**STATED GOAL:**
From the entries below, copy every line that holds the word "this".
[START OF GIVEN RECORDS]
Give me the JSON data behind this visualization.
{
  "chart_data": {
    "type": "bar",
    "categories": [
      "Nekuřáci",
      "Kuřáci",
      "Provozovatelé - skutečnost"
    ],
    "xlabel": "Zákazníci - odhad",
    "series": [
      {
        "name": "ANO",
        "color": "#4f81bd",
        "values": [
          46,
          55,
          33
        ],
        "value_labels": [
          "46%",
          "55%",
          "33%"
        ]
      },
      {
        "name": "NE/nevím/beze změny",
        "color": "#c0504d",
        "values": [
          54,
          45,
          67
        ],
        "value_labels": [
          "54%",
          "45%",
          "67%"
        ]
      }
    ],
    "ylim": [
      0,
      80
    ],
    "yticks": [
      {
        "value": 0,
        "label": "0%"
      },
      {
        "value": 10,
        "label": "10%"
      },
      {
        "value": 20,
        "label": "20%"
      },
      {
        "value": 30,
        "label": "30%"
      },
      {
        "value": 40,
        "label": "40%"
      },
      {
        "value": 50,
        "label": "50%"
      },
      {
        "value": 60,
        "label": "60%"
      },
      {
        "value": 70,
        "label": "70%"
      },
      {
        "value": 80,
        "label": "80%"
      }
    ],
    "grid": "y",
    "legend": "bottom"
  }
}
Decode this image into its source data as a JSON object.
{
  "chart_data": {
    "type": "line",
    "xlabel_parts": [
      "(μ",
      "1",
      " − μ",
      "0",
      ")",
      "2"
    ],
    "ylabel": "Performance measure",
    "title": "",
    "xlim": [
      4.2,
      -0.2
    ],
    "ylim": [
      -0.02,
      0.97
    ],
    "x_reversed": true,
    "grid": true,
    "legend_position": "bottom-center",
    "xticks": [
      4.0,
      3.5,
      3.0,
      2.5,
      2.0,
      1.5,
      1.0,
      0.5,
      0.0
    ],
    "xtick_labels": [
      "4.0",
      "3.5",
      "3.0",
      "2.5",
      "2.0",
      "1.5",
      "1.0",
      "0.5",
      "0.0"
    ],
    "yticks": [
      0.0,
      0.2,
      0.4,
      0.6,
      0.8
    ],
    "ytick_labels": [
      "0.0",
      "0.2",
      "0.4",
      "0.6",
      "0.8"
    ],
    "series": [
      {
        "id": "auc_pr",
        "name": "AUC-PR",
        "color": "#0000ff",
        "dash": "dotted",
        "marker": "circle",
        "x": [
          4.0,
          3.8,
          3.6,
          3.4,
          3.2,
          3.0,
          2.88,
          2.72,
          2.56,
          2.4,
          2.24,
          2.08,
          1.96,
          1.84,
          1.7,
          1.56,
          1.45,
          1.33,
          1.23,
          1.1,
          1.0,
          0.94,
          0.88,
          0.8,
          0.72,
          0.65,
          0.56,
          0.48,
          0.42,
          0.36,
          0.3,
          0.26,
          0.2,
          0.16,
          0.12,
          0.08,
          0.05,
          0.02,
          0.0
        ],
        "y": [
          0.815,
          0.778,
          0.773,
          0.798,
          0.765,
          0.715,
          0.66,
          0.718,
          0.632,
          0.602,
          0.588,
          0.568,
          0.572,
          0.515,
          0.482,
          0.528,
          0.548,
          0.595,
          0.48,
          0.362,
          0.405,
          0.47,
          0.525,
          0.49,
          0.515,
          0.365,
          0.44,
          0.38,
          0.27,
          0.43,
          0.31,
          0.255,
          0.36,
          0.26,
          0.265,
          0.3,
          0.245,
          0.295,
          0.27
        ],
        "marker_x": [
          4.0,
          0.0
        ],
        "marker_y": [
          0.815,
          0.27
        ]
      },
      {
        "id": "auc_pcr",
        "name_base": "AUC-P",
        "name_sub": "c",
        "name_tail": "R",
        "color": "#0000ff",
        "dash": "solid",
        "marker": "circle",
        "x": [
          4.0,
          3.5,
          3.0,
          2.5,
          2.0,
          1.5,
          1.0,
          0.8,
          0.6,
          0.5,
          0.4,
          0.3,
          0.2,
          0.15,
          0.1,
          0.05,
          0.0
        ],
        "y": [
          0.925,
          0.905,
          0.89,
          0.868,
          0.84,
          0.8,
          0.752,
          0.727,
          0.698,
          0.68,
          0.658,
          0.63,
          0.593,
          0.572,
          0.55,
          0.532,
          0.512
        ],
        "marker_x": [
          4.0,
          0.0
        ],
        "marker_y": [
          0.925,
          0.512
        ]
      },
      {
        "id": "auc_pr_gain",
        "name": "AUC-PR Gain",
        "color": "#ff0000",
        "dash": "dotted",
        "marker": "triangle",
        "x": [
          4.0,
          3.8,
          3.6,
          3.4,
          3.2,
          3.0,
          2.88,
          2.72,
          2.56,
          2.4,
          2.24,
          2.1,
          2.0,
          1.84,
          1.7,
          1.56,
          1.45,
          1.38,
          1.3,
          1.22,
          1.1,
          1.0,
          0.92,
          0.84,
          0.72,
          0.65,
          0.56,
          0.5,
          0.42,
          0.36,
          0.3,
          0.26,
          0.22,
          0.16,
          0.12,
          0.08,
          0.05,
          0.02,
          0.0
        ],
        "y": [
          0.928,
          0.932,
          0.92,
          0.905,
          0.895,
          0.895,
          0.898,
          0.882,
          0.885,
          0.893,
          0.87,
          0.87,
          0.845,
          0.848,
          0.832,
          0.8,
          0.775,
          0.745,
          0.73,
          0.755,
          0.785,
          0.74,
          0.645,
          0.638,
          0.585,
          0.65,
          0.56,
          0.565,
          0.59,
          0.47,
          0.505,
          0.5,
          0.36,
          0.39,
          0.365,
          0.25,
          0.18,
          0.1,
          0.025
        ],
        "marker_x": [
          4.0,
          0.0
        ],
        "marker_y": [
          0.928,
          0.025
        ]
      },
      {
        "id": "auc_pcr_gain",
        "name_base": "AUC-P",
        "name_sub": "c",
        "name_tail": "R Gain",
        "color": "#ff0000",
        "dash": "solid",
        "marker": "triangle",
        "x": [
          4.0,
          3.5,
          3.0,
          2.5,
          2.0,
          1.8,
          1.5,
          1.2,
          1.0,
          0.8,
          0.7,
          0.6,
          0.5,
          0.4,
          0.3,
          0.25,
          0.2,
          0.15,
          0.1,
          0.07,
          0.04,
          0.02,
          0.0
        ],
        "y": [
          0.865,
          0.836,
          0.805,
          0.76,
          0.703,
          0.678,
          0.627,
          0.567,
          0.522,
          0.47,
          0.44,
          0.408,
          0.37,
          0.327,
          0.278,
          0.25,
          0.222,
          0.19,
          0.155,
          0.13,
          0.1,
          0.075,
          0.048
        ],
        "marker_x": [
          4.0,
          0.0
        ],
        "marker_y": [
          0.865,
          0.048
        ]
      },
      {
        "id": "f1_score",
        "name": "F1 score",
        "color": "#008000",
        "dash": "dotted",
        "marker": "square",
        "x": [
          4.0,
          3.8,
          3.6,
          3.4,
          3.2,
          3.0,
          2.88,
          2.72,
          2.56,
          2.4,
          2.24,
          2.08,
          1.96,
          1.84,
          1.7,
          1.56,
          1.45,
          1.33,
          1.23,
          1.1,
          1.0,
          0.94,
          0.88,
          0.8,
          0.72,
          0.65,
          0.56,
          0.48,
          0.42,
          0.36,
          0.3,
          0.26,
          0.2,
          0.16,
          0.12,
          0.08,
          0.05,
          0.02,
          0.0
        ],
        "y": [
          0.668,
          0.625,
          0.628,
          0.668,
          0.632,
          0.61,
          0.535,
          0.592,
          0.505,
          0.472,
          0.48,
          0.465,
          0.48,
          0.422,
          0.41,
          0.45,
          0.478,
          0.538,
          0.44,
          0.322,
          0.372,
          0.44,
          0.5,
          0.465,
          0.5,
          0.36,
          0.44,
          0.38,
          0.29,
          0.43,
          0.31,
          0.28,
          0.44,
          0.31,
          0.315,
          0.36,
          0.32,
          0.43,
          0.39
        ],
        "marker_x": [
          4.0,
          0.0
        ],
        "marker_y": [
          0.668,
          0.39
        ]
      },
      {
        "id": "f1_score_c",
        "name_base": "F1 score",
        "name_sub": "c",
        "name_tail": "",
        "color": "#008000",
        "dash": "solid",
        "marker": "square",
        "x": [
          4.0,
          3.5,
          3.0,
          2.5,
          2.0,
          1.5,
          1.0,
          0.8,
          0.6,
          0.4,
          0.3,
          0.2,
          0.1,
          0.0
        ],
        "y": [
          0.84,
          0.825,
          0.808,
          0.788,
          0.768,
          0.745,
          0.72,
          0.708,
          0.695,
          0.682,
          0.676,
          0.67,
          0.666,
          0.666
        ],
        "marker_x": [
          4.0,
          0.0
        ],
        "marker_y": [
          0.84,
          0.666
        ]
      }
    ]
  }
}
[END OF GIVEN RECORDS]
**TASK RESPONSE:**
Give me the JSON data behind this visualization.
Decode this image into its source data as a JSON object.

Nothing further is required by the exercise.